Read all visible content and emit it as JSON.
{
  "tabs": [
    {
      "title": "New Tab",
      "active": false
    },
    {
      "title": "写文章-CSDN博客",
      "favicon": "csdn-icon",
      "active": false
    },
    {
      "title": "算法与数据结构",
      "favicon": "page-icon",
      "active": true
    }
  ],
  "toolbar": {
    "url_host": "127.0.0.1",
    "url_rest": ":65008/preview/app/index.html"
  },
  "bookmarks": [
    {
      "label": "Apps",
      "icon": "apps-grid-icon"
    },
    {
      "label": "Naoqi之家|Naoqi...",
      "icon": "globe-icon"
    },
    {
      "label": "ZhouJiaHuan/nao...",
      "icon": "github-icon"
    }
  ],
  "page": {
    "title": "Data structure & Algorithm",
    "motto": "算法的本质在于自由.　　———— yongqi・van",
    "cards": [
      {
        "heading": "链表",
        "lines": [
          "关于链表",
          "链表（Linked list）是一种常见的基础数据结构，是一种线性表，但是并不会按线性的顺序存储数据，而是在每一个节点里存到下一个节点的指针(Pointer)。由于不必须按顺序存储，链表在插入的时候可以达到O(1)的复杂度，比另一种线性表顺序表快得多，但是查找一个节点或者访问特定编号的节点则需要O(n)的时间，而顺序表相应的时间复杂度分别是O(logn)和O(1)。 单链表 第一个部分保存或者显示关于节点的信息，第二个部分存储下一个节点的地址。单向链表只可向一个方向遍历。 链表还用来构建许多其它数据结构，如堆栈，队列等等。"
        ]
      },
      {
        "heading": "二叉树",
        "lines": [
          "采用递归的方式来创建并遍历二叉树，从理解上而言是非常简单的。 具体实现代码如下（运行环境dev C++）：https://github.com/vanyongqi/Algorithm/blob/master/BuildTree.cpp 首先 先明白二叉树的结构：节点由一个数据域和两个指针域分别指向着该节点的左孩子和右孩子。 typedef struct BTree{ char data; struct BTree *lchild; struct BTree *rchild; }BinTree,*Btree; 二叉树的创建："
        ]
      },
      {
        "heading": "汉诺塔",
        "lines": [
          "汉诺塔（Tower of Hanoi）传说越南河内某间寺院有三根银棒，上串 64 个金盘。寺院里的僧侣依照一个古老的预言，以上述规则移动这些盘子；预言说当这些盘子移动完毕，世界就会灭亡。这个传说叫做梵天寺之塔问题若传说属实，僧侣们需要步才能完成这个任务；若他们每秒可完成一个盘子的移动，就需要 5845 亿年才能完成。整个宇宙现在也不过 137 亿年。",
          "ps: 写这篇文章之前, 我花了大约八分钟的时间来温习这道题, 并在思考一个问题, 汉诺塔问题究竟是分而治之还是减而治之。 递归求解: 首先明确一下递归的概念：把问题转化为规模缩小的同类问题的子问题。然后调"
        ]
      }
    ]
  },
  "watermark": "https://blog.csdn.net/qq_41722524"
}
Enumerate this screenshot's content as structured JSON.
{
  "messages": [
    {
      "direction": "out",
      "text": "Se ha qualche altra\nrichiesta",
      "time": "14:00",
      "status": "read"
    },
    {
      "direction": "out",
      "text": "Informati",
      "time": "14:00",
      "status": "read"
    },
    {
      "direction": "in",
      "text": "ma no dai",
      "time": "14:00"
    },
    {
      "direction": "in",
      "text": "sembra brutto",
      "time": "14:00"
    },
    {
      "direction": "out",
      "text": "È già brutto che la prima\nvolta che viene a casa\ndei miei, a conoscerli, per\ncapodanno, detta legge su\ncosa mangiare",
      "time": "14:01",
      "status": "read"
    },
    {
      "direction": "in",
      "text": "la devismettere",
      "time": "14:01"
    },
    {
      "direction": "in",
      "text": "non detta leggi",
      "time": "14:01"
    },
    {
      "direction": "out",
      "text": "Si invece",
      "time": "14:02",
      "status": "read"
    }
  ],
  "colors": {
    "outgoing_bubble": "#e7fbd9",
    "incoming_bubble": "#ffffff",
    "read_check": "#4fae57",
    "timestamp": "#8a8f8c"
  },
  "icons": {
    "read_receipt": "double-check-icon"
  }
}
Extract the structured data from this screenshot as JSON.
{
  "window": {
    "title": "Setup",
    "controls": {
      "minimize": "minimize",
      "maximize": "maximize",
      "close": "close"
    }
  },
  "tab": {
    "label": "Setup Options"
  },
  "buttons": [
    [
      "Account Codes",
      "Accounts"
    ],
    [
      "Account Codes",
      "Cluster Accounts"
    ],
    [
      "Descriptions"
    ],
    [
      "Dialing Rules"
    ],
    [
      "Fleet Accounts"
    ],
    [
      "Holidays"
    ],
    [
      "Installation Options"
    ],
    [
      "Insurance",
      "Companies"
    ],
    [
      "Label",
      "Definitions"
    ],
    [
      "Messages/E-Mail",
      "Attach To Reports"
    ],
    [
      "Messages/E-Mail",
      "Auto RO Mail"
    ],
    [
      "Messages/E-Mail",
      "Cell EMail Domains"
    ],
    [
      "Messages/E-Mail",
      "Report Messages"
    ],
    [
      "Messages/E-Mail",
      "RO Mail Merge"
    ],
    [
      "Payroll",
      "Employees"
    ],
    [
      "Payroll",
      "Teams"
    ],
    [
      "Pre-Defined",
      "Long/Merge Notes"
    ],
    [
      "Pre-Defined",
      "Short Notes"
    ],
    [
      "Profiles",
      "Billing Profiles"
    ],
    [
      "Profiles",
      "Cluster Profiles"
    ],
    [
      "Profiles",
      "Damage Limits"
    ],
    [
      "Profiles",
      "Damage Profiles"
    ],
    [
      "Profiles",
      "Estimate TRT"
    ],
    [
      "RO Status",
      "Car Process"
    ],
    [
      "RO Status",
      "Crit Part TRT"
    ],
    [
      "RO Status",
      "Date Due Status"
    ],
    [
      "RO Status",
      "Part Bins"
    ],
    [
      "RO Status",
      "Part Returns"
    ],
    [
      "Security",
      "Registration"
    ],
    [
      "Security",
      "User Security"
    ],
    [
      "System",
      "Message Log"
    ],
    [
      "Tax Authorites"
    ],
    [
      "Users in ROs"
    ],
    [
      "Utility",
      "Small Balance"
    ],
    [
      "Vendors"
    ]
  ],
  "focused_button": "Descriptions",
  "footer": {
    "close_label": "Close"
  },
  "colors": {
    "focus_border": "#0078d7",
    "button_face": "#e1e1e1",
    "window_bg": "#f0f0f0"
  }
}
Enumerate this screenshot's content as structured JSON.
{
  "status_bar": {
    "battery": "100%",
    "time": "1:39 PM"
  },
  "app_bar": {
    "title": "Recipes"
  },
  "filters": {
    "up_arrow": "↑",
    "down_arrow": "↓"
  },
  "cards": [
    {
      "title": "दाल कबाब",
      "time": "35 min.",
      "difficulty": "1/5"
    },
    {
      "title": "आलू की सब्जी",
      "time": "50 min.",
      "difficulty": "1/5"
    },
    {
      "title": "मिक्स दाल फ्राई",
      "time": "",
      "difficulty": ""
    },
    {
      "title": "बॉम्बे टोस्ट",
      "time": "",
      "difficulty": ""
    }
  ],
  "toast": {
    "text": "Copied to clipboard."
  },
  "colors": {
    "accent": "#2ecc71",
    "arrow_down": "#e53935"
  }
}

** PROBLEM TO SOLVE **
Which lines contain "favicon"? Show each of them.

** COMPLETE OUTPUT **
      "favicon": "csdn-icon",
      "favicon": "page-icon",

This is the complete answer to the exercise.